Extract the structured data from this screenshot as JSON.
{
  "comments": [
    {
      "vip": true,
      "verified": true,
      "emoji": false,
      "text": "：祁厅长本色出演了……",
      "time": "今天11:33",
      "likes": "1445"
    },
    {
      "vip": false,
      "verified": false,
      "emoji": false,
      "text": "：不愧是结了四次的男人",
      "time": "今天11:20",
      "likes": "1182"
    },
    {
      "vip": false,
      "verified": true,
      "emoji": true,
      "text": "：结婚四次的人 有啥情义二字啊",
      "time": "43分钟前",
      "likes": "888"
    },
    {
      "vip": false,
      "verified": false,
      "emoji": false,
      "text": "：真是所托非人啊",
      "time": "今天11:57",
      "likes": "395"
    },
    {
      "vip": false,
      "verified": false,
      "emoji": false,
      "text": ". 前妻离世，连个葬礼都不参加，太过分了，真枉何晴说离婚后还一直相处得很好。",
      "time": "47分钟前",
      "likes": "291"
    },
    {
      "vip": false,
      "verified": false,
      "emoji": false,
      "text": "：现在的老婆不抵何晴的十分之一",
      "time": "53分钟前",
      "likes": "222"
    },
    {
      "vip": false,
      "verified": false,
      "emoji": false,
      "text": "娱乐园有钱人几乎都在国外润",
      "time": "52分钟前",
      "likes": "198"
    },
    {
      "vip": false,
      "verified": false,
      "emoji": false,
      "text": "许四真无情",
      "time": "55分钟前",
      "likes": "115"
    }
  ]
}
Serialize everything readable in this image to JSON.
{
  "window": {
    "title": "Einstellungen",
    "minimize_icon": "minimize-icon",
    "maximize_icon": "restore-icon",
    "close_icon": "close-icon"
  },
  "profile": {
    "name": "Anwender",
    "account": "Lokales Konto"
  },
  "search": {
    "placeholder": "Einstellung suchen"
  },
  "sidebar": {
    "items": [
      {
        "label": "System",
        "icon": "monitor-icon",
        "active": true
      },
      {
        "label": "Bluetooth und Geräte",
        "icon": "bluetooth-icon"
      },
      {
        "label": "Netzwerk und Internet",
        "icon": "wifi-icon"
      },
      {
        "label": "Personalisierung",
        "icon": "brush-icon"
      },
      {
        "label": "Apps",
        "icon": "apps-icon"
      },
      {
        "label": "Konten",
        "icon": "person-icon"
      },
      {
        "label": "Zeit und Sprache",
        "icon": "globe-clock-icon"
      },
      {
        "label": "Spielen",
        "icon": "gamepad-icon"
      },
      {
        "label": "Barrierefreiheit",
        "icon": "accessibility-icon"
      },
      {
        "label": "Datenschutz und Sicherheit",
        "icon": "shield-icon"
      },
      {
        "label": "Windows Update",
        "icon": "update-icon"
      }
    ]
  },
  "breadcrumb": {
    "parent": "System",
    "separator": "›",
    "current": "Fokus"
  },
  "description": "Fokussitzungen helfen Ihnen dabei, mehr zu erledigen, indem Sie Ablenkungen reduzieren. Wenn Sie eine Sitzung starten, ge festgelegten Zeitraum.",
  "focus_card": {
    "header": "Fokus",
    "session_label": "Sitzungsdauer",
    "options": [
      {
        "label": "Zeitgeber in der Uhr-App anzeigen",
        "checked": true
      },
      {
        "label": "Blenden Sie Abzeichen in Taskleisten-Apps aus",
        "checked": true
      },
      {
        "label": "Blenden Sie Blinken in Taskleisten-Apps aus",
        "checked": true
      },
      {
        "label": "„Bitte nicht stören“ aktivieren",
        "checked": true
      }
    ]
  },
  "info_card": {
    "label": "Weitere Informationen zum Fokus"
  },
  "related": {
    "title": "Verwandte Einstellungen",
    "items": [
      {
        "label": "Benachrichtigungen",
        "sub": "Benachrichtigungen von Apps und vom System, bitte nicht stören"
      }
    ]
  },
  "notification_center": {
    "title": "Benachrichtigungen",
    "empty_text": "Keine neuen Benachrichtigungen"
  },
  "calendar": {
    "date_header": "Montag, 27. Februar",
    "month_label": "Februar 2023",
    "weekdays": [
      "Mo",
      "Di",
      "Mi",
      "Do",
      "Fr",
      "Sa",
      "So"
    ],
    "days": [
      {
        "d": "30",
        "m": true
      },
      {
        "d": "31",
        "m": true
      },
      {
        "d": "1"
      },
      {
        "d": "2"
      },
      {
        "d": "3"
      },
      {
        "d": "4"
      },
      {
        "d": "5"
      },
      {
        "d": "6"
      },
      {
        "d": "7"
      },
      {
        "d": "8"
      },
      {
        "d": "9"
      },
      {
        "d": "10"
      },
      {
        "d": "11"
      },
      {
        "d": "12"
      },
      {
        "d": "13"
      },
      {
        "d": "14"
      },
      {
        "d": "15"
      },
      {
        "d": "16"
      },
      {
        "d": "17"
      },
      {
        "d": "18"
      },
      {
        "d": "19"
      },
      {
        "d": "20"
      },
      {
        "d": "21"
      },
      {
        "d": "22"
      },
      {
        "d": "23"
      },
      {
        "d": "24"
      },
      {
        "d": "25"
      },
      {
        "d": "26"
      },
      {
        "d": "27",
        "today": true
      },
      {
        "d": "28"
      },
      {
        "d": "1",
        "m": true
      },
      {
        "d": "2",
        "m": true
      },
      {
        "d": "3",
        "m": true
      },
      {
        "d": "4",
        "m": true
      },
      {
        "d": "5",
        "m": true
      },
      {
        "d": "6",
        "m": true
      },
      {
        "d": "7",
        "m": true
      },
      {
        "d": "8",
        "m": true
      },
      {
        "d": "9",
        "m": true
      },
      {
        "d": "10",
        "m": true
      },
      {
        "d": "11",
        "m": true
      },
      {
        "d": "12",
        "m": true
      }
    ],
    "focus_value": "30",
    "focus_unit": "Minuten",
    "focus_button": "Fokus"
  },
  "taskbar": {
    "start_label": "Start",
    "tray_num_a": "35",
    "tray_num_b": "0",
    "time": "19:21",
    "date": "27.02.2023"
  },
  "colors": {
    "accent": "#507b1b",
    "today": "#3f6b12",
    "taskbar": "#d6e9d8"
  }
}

########################################

#### [REQUIRED WORK]
Each entry above is to be set down again in exactly the same words.

#### [RESULT OF THE TASK]
Extract the structured data from this screenshot as JSON.
{
  "comments": [
    {
      "vip": true,
      "verified": true,
      "emoji": false,
      "text": "：祁厅长本色出演了……",
      "time": "今天11:33",
      "likes": "1445"
    },
    {
      "vip": false,
      "verified": false,
      "emoji": false,
      "text": "：不愧是结了四次的男人",
      "time": "今天11:20",
      "likes": "1182"
    },
    {
      "vip": false,
      "verified": true,
      "emoji": true,
      "text": "：结婚四次的人 有啥情义二字啊",
      "time": "43分钟前",
      "likes": "888"
    },
    {
      "vip": false,
      "verified": false,
      "emoji": false,
      "text": "：真是所托非人啊",
      "time": "今天11:57",
      "likes": "395"
    },
    {
      "vip": false,
      "verified": false,
      "emoji": false,
      "text": ". 前妻离世，连个葬礼都不参加，太过分了，真枉何晴说离婚后还一直相处得很好。",
      "time": "47分钟前",
      "likes": "291"
    },
    {
      "vip": false,
      "verified": false,
      "emoji": false,
      "text": "：现在的老婆不抵何晴的十分之一",
      "time": "53分钟前",
      "likes": "222"
    },
    {
      "vip": false,
      "verified": false,
      "emoji": false,
      "text": "娱乐园有钱人几乎都在国外润",
      "time": "52分钟前",
      "likes": "198"
    },
    {
      "vip": false,
      "verified": false,
      "emoji": false,
      "text": "许四真无情",
      "time": "55分钟前",
      "likes": "115"
    }
  ]
}
Serialize everything readable in this image to JSON.
{
  "window": {
    "title": "Einstellungen",
    "minimize_icon": "minimize-icon",
    "maximize_icon": "restore-icon",
    "close_icon": "close-icon"
  },
  "profile": {
    "name": "Anwender",
    "account": "Lokales Konto"
  },
  "search": {
    "placeholder": "Einstellung suchen"
  },
  "sidebar": {
    "items": [
      {
        "label": "System",
        "icon": "monitor-icon",
        "active": true
      },
      {
        "label": "Bluetooth und Geräte",
        "icon": "bluetooth-icon"
      },
      {
        "label": "Netzwerk und Internet",
        "icon": "wifi-icon"
      },
      {
        "label": "Personalisierung",
        "icon": "brush-icon"
      },
      {
        "label": "Apps",
        "icon": "apps-icon"
      },
      {
        "label": "Konten",
        "icon": "person-icon"
      },
      {
        "label": "Zeit und Sprache",
        "icon": "globe-clock-icon"
      },
      {
        "label": "Spielen",
        "icon": "gamepad-icon"
      },
      {
        "label": "Barrierefreiheit",
        "icon": "accessibility-icon"
      },
      {
        "label": "Datenschutz und Sicherheit",
        "icon": "shield-icon"
      },
      {
        "label": "Windows Update",
        "icon": "update-icon"
      }
    ]
  },
  "breadcrumb": {
    "parent": "System",
    "separator": "›",
    "current": "Fokus"
  },
  "description": "Fokussitzungen helfen Ihnen dabei, mehr zu erledigen, indem Sie Ablenkungen reduzieren. Wenn Sie eine Sitzung starten, ge festgelegten Zeitraum.",
  "focus_card": {
    "header": "Fokus",
    "session_label": "Sitzungsdauer",
    "options": [
      {
        "label": "Zeitgeber in der Uhr-App anzeigen",
        "checked": true
      },
      {
        "label": "Blenden Sie Abzeichen in Taskleisten-Apps aus",
        "checked": true
      },
      {
        "label": "Blenden Sie Blinken in Taskleisten-Apps aus",
        "checked": true
      },
      {
        "label": "„Bitte nicht stören“ aktivieren",
        "checked": true
      }
    ]
  },
  "info_card": {
    "label": "Weitere Informationen zum Fokus"
  },
  "related": {
    "title": "Verwandte Einstellungen",
    "items": [
      {
        "label": "Benachrichtigungen",
        "sub": "Benachrichtigungen von Apps und vom System, bitte nicht stören"
      }
    ]
  },
  "notification_center": {
    "title": "Benachrichtigungen",
    "empty_text": "Keine neuen Benachrichtigungen"
  },
  "calendar": {
    "date_header": "Montag, 27. Februar",
    "month_label": "Februar 2023",
    "weekdays": [
      "Mo",
      "Di",
      "Mi",
      "Do",
      "Fr",
      "Sa",
      "So"
    ],
    "days": [
      {
        "d": "30",
        "m": true
      },
      {
        "d": "31",
        "m": true
      },
      {
        "d": "1"
      },
      {
        "d": "2"
      },
      {
        "d": "3"
      },
      {
        "d": "4"
      },
      {
        "d": "5"
      },
      {
        "d": "6"
      },
      {
        "d": "7"
      },
      {
        "d": "8"
      },
      {
        "d": "9"
      },
      {
        "d": "10"
      },
      {
        "d": "11"
      },
      {
        "d": "12"
      },
      {
        "d": "13"
      },
      {
        "d": "14"
      },
      {
        "d": "15"
      },
      {
        "d": "16"
      },
      {
        "d": "17"
      },
      {
        "d": "18"
      },
      {
        "d": "19"
      },
      {
        "d": "20"
      },
      {
        "d": "21"
      },
      {
        "d": "22"
      },
      {
        "d": "23"
      },
      {
        "d": "24"
      },
      {
        "d": "25"
      },
      {
        "d": "26"
      },
      {
        "d": "27",
        "today": true
      },
      {
        "d": "28"
      },
      {
        "d": "1",
        "m": true
      },
      {
        "d": "2",
        "m": true
      },
      {
        "d": "3",
        "m": true
      },
      {
        "d": "4",
        "m": true
      },
      {
        "d": "5",
        "m": true
      },
      {
        "d": "6",
        "m": true
      },
      {
        "d": "7",
        "m": true
      },
      {
        "d": "8",
        "m": true
      },
      {
        "d": "9",
        "m": true
      },
      {
        "d": "10",
        "m": true
      },
      {
        "d": "11",
        "m": true
      },
      {
        "d": "12",
        "m": true
      }
    ],
    "focus_value": "30",
    "focus_unit": "Minuten",
    "focus_button": "Fokus"
  },
  "taskbar": {
    "start_label": "Start",
    "tray_num_a": "35",
    "tray_num_b": "0",
    "time": "19:21",
    "date": "27.02.2023"
  },
  "colors": {
    "accent": "#507b1b",
    "today": "#3f6b12",
    "taskbar": "#d6e9d8"
  }
}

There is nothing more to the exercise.